_TASK REQUIREMENTS:_ Scan the records below. List lines holding "unsatisfactory".

Extracted records
###
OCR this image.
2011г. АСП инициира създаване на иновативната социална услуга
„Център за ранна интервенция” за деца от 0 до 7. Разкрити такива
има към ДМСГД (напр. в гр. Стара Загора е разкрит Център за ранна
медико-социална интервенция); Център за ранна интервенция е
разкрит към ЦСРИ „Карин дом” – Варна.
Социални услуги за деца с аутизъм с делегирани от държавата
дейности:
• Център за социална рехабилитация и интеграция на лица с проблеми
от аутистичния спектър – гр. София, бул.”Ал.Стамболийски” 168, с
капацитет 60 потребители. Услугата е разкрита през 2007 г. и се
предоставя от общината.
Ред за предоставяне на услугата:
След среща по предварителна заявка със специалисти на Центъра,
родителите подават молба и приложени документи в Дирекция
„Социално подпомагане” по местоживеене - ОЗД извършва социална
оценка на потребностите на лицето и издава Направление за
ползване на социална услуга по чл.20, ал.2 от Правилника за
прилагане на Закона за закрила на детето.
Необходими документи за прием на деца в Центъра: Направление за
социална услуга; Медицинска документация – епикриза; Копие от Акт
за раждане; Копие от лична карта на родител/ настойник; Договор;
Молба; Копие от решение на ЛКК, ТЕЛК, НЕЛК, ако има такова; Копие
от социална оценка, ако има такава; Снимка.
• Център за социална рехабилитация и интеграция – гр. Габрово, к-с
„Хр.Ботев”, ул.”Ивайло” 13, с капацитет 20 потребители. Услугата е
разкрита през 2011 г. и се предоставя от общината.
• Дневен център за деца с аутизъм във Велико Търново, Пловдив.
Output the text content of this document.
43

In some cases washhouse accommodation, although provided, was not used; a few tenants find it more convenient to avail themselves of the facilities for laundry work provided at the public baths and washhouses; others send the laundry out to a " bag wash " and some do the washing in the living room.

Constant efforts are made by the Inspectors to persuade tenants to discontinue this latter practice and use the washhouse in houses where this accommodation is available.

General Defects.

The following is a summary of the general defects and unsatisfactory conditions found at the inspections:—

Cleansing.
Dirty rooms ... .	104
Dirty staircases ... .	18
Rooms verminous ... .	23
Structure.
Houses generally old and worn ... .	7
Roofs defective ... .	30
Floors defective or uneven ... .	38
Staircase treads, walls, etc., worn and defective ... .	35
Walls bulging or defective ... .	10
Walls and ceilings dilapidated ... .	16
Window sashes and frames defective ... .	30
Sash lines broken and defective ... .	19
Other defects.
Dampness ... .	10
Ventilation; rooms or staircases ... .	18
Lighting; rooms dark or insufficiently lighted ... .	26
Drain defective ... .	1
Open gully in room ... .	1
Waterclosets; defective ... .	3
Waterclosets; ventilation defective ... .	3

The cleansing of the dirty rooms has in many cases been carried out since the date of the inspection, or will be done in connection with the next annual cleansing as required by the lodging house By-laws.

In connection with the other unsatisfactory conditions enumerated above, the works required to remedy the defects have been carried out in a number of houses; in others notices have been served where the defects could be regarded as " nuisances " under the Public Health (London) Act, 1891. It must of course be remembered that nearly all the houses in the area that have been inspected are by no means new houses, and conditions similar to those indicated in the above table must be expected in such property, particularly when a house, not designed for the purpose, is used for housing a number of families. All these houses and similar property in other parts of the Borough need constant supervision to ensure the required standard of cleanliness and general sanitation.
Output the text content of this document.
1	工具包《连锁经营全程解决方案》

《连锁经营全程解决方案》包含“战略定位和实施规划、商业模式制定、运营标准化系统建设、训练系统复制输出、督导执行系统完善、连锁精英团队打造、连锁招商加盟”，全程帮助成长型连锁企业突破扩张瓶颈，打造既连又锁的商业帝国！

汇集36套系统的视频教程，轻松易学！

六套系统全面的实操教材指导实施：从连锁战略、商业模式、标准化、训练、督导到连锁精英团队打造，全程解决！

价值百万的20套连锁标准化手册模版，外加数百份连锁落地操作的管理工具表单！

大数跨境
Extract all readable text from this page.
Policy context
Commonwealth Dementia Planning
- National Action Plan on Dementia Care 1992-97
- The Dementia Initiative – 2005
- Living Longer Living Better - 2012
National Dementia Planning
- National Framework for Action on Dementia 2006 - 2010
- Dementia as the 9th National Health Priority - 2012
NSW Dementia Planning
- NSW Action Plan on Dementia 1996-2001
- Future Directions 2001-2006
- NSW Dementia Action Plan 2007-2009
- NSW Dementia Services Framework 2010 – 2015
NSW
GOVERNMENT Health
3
###
_EXERCISE RESULT:_
The following is a summary of the general defects and unsatisfactory conditions found at the inspections:—
In connection with the other unsatisfactory conditions enumerated above, the works required to remedy the defects have been carried out in a number of houses; in others notices have been served where the defects could be regarded as " nuisances " under the Public Health (London) Act, 1891. It must of course be remembered that nearly all the houses in the area that have been inspected are by no means new houses, and conditions similar to those indicated in the above table must be expected in such property, particularly when a house, not designed for the purpose, is used for housing a number of families. All these houses and similar property in other parts of the Borough need constant supervision to ensure the required standard of cleanliness and general sanitation.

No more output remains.